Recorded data
============================================================
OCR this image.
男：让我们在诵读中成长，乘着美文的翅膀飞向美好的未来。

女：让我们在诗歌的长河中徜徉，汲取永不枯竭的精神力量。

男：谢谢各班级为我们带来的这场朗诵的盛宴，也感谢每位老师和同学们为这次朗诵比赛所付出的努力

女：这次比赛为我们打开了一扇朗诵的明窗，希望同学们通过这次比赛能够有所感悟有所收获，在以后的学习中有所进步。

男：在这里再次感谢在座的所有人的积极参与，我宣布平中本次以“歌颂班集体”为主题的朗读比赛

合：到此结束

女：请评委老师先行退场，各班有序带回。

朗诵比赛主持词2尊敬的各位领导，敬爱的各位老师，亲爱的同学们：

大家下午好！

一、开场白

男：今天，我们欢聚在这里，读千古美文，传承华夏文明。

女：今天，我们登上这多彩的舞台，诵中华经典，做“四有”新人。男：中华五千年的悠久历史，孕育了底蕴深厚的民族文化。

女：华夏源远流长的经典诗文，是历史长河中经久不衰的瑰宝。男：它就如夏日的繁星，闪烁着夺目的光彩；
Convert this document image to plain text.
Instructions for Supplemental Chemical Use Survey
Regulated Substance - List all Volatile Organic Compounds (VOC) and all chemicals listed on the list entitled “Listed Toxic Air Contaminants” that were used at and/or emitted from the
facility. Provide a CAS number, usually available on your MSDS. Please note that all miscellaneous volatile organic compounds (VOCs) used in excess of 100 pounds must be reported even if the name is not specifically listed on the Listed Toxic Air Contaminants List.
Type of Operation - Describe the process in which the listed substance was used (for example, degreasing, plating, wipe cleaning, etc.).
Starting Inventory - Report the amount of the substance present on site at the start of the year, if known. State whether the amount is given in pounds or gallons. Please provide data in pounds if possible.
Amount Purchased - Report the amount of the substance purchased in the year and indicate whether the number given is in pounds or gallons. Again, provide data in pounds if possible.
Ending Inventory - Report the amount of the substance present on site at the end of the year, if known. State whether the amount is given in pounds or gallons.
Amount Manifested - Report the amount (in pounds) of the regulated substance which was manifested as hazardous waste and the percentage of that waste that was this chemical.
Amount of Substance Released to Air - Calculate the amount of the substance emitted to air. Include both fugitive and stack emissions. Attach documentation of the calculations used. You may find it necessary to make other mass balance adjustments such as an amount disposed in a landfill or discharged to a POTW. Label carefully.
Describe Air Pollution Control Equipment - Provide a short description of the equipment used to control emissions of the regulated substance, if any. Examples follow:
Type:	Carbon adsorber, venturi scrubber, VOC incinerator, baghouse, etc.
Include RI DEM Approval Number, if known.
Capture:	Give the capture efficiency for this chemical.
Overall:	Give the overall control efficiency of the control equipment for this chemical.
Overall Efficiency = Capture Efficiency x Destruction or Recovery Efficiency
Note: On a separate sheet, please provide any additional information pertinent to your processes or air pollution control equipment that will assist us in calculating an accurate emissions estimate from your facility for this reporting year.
============================================================
DIRECTIONS -> Only the number is wanted: how many lines in the entries above contain the word "image"?

EXERCISE RESPONSE -> 2